# SUPPLIED RECORDS
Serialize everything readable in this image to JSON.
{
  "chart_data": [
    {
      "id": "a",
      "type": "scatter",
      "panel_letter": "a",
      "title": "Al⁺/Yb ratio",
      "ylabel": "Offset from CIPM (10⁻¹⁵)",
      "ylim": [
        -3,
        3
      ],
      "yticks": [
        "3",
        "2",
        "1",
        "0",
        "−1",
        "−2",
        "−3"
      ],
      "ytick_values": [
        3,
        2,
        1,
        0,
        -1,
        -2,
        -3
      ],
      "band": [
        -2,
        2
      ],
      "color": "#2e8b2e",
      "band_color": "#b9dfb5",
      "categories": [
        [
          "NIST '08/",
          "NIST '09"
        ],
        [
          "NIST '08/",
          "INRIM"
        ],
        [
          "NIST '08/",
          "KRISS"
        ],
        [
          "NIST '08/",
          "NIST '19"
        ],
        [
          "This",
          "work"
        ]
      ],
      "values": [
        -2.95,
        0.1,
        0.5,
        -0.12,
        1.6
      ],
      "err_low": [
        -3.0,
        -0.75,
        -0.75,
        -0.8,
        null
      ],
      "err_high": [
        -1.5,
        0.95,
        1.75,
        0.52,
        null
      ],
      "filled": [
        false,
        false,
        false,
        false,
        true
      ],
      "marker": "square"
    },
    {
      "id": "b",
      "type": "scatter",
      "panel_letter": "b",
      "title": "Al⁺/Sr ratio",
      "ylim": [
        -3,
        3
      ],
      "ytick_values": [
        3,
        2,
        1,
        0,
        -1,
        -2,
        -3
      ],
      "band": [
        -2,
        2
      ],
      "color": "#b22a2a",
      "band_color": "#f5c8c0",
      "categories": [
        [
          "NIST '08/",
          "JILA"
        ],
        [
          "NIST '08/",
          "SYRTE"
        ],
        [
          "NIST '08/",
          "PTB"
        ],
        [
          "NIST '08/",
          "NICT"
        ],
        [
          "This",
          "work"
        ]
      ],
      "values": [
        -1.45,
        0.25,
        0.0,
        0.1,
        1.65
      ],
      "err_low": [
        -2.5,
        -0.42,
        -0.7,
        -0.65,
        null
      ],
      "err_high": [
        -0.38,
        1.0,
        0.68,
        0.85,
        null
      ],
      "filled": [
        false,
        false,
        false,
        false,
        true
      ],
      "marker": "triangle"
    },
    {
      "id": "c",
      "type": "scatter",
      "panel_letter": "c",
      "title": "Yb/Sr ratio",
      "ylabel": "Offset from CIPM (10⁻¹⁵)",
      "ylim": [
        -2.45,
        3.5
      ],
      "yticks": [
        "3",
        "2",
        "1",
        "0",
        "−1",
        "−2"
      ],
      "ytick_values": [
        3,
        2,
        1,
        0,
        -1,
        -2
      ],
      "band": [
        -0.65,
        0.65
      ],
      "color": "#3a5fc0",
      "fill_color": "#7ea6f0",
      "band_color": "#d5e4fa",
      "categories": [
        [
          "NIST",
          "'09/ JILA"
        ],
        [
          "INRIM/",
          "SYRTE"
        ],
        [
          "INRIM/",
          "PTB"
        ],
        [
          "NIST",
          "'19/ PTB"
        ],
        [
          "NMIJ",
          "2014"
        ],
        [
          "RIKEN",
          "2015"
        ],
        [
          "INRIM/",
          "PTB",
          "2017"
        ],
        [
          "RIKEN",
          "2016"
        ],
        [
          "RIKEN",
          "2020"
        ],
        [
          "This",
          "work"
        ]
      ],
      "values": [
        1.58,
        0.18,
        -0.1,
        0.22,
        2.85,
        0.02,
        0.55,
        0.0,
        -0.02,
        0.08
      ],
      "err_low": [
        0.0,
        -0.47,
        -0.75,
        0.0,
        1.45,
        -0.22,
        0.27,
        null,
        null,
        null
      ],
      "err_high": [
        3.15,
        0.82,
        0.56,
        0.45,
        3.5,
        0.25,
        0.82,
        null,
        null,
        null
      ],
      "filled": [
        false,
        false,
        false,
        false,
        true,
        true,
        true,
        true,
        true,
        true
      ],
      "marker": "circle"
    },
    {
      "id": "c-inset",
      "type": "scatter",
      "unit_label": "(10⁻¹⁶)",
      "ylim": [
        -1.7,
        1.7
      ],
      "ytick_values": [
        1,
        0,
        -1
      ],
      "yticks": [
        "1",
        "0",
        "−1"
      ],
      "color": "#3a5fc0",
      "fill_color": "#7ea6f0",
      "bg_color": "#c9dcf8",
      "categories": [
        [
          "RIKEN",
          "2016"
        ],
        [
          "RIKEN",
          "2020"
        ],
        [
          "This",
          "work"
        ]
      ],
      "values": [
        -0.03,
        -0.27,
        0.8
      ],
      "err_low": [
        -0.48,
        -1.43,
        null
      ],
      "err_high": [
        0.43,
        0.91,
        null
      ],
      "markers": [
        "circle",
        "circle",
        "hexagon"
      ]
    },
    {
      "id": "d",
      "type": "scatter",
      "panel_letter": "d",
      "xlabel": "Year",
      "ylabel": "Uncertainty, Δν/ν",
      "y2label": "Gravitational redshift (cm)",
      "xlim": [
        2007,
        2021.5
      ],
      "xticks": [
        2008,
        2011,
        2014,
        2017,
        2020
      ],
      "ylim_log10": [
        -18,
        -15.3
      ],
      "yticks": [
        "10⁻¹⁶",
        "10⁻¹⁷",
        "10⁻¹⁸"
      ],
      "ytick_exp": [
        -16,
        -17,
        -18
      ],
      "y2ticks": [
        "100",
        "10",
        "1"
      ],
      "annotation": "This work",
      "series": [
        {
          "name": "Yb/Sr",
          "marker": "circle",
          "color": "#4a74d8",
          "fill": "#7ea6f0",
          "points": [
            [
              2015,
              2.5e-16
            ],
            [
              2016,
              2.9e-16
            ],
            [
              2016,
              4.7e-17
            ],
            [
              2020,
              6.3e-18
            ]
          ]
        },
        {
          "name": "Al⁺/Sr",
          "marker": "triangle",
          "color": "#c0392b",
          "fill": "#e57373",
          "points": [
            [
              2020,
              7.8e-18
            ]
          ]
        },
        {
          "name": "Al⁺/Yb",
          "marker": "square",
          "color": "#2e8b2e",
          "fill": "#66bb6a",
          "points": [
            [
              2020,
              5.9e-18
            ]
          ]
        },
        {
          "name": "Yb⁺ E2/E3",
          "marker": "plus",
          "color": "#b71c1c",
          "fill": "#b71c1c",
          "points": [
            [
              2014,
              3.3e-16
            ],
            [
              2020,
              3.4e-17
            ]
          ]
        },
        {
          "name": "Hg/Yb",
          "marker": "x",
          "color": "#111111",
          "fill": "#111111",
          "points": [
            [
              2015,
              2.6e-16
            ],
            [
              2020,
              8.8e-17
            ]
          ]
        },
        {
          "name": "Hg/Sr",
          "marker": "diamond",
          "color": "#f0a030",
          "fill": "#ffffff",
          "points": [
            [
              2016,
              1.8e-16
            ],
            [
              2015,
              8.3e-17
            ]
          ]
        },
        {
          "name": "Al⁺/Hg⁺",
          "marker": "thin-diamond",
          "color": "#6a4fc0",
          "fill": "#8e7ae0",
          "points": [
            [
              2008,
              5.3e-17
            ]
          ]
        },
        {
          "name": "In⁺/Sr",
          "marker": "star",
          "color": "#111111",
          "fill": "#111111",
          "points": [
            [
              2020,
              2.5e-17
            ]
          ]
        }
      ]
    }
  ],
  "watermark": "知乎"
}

# PROBLEM DETAILS
The records above should be repeated in full, exactly as given.

# PROBLEM SOLUTION
Serialize everything readable in this image to JSON.
{
  "chart_data": [
    {
      "id": "a",
      "type": "scatter",
      "panel_letter": "a",
      "title": "Al⁺/Yb ratio",
      "ylabel": "Offset from CIPM (10⁻¹⁵)",
      "ylim": [
        -3,
        3
      ],
      "yticks": [
        "3",
        "2",
        "1",
        "0",
        "−1",
        "−2",
        "−3"
      ],
      "ytick_values": [
        3,
        2,
        1,
        0,
        -1,
        -2,
        -3
      ],
      "band": [
        -2,
        2
      ],
      "color": "#2e8b2e",
      "band_color": "#b9dfb5",
      "categories": [
        [
          "NIST '08/",
          "NIST '09"
        ],
        [
          "NIST '08/",
          "INRIM"
        ],
        [
          "NIST '08/",
          "KRISS"
        ],
        [
          "NIST '08/",
          "NIST '19"
        ],
        [
          "This",
          "work"
        ]
      ],
      "values": [
        -2.95,
        0.1,
        0.5,
        -0.12,
        1.6
      ],
      "err_low": [
        -3.0,
        -0.75,
        -0.75,
        -0.8,
        null
      ],
      "err_high": [
        -1.5,
        0.95,
        1.75,
        0.52,
        null
      ],
      "filled": [
        false,
        false,
        false,
        false,
        true
      ],
      "marker": "square"
    },
    {
      "id": "b",
      "type": "scatter",
      "panel_letter": "b",
      "title": "Al⁺/Sr ratio",
      "ylim": [
        -3,
        3
      ],
      "ytick_values": [
        3,
        2,
        1,
        0,
        -1,
        -2,
        -3
      ],
      "band": [
        -2,
        2
      ],
      "color": "#b22a2a",
      "band_color": "#f5c8c0",
      "categories": [
        [
          "NIST '08/",
          "JILA"
        ],
        [
          "NIST '08/",
          "SYRTE"
        ],
        [
          "NIST '08/",
          "PTB"
        ],
        [
          "NIST '08/",
          "NICT"
        ],
        [
          "This",
          "work"
        ]
      ],
      "values": [
        -1.45,
        0.25,
        0.0,
        0.1,
        1.65
      ],
      "err_low": [
        -2.5,
        -0.42,
        -0.7,
        -0.65,
        null
      ],
      "err_high": [
        -0.38,
        1.0,
        0.68,
        0.85,
        null
      ],
      "filled": [
        false,
        false,
        false,
        false,
        true
      ],
      "marker": "triangle"
    },
    {
      "id": "c",
      "type": "scatter",
      "panel_letter": "c",
      "title": "Yb/Sr ratio",
      "ylabel": "Offset from CIPM (10⁻¹⁵)",
      "ylim": [
        -2.45,
        3.5
      ],
      "yticks": [
        "3",
        "2",
        "1",
        "0",
        "−1",
        "−2"
      ],
      "ytick_values": [
        3,
        2,
        1,
        0,
        -1,
        -2
      ],
      "band": [
        -0.65,
        0.65
      ],
      "color": "#3a5fc0",
      "fill_color": "#7ea6f0",
      "band_color": "#d5e4fa",
      "categories": [
        [
          "NIST",
          "'09/ JILA"
        ],
        [
          "INRIM/",
          "SYRTE"
        ],
        [
          "INRIM/",
          "PTB"
        ],
        [
          "NIST",
          "'19/ PTB"
        ],
        [
          "NMIJ",
          "2014"
        ],
        [
          "RIKEN",
          "2015"
        ],
        [
          "INRIM/",
          "PTB",
          "2017"
        ],
        [
          "RIKEN",
          "2016"
        ],
        [
          "RIKEN",
          "2020"
        ],
        [
          "This",
          "work"
        ]
      ],
      "values": [
        1.58,
        0.18,
        -0.1,
        0.22,
        2.85,
        0.02,
        0.55,
        0.0,
        -0.02,
        0.08
      ],
      "err_low": [
        0.0,
        -0.47,
        -0.75,
        0.0,
        1.45,
        -0.22,
        0.27,
        null,
        null,
        null
      ],
      "err_high": [
        3.15,
        0.82,
        0.56,
        0.45,
        3.5,
        0.25,
        0.82,
        null,
        null,
        null
      ],
      "filled": [
        false,
        false,
        false,
        false,
        true,
        true,
        true,
        true,
        true,
        true
      ],
      "marker": "circle"
    },
    {
      "id": "c-inset",
      "type": "scatter",
      "unit_label": "(10⁻¹⁶)",
      "ylim": [
        -1.7,
        1.7
      ],
      "ytick_values": [
        1,
        0,
        -1
      ],
      "yticks": [
        "1",
        "0",
        "−1"
      ],
      "color": "#3a5fc0",
      "fill_color": "#7ea6f0",
      "bg_color": "#c9dcf8",
      "categories": [
        [
          "RIKEN",
          "2016"
        ],
        [
          "RIKEN",
          "2020"
        ],
        [
          "This",
          "work"
        ]
      ],
      "values": [
        -0.03,
        -0.27,
        0.8
      ],
      "err_low": [
        -0.48,
        -1.43,
        null
      ],
      "err_high": [
        0.43,
        0.91,
        null
      ],
      "markers": [
        "circle",
        "circle",
        "hexagon"
      ]
    },
    {
      "id": "d",
      "type": "scatter",
      "panel_letter": "d",
      "xlabel": "Year",
      "ylabel": "Uncertainty, Δν/ν",
      "y2label": "Gravitational redshift (cm)",
      "xlim": [
        2007,
        2021.5
      ],
      "xticks": [
        2008,
        2011,
        2014,
        2017,
        2020
      ],
      "ylim_log10": [
        -18,
        -15.3
      ],
      "yticks": [
        "10⁻¹⁶",
        "10⁻¹⁷",
        "10⁻¹⁸"
      ],
      "ytick_exp": [
        -16,
        -17,
        -18
      ],
      "y2ticks": [
        "100",
        "10",
        "1"
      ],
      "annotation": "This work",
      "series": [
        {
          "name": "Yb/Sr",
          "marker": "circle",
          "color": "#4a74d8",
          "fill": "#7ea6f0",
          "points": [
            [
              2015,
              2.5e-16
            ],
            [
              2016,
              2.9e-16
            ],
            [
              2016,
              4.7e-17
            ],
            [
              2020,
              6.3e-18
            ]
          ]
        },
        {
          "name": "Al⁺/Sr",
          "marker": "triangle",
          "color": "#c0392b",
          "fill": "#e57373",
          "points": [
            [
              2020,
              7.8e-18
            ]
          ]
        },
        {
          "name": "Al⁺/Yb",
          "marker": "square",
          "color": "#2e8b2e",
          "fill": "#66bb6a",
          "points": [
            [
              2020,
              5.9e-18
            ]
          ]
        },
        {
          "name": "Yb⁺ E2/E3",
          "marker": "plus",
          "color": "#b71c1c",
          "fill": "#b71c1c",
          "points": [
            [
              2014,
              3.3e-16
            ],
            [
              2020,
              3.4e-17
            ]
          ]
        },
        {
          "name": "Hg/Yb",
          "marker": "x",
          "color": "#111111",
          "fill": "#111111",
          "points": [
            [
              2015,
              2.6e-16
            ],
            [
              2020,
              8.8e-17
            ]
          ]
        },
        {
          "name": "Hg/Sr",
          "marker": "diamond",
          "color": "#f0a030",
          "fill": "#ffffff",
          "points": [
            [
              2016,
              1.8e-16
            ],
            [
              2015,
              8.3e-17
            ]
          ]
        },
        {
          "name": "Al⁺/Hg⁺",
          "marker": "thin-diamond",
          "color": "#6a4fc0",
          "fill": "#8e7ae0",
          "points": [
            [
              2008,
              5.3e-17
            ]
          ]
        },
        {
          "name": "In⁺/Sr",
          "marker": "star",
          "color": "#111111",
          "fill": "#111111",
          "points": [
            [
              2020,
              2.5e-17
            ]
          ]
        }
      ]
    }
  ],
  "watermark": "知乎"
}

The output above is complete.